§ Work order
The response must restate all of the data word for word.

(Available records)

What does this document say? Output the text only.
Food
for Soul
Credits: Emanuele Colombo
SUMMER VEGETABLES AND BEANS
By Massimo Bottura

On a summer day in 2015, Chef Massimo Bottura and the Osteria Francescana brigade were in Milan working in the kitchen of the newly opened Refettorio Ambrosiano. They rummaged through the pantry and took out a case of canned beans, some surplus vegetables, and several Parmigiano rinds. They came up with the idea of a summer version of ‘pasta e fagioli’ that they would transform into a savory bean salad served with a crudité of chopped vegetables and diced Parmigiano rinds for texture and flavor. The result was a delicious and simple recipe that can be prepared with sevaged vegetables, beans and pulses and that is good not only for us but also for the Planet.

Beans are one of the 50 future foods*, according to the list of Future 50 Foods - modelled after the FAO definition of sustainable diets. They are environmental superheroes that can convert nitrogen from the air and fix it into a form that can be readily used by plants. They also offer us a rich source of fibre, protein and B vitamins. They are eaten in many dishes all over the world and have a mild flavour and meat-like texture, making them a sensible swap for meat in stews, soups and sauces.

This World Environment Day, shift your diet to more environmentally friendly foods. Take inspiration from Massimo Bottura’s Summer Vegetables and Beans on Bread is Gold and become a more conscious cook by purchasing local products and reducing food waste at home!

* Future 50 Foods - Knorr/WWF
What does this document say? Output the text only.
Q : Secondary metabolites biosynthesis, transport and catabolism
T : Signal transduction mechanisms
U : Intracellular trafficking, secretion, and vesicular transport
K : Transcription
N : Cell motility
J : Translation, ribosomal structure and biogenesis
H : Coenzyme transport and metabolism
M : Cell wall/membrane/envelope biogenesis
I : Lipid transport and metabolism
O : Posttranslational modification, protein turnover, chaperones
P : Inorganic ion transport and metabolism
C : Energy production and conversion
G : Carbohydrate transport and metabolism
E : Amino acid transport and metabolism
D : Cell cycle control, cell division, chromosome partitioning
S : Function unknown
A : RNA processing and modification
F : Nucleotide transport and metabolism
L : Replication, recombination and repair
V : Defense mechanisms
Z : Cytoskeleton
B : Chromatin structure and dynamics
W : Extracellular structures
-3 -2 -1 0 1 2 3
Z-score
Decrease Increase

(End Available records)

§ Problem solution
What does this document say? Output the text only.
Food
for Soul
Credits: Emanuele Colombo
SUMMER VEGETABLES AND BEANS
By Massimo Bottura

On a summer day in 2015, Chef Massimo Bottura and the Osteria Francescana brigade were in Milan working in the kitchen of the newly opened Refettorio Ambrosiano. They rummaged through the pantry and took out a case of canned beans, some surplus vegetables, and several Parmigiano rinds. They came up with the idea of a summer version of ‘pasta e fagioli’ that they would transform into a savory bean salad served with a crudité of chopped vegetables and diced Parmigiano rinds for texture and flavor. The result was a delicious and simple recipe that can be prepared with sevaged vegetables, beans and pulses and that is good not only for us but also for the Planet.

Beans are one of the 50 future foods*, according to the list of Future 50 Foods - modelled after the FAO definition of sustainable diets. They are environmental superheroes that can convert nitrogen from the air and fix it into a form that can be readily used by plants. They also offer us a rich source of fibre, protein and B vitamins. They are eaten in many dishes all over the world and have a mild flavour and meat-like texture, making them a sensible swap for meat in stews, soups and sauces.

This World Environment Day, shift your diet to more environmentally friendly foods. Take inspiration from Massimo Bottura’s Summer Vegetables and Beans on Bread is Gold and become a more conscious cook by purchasing local products and reducing food waste at home!

* Future 50 Foods - Knorr/WWF
What does this document say? Output the text only.
Q : Secondary metabolites biosynthesis, transport and catabolism
T : Signal transduction mechanisms
U : Intracellular trafficking, secretion, and vesicular transport
K : Transcription
N : Cell motility
J : Translation, ribosomal structure and biogenesis
H : Coenzyme transport and metabolism
M : Cell wall/membrane/envelope biogenesis
I : Lipid transport and metabolism
O : Posttranslational modification, protein turnover, chaperones
P : Inorganic ion transport and metabolism
C : Energy production and conversion
G : Carbohydrate transport and metabolism
E : Amino acid transport and metabolism
D : Cell cycle control, cell division, chromosome partitioning
S : Function unknown
A : RNA processing and modification
F : Nucleotide transport and metabolism
L : Replication, recombination and repair
V : Defense mechanisms
Z : Cytoskeleton
B : Chromatin structure and dynamics
W : Extracellular structures
-3 -2 -1 0 1 2 3
Z-score
Decrease Increase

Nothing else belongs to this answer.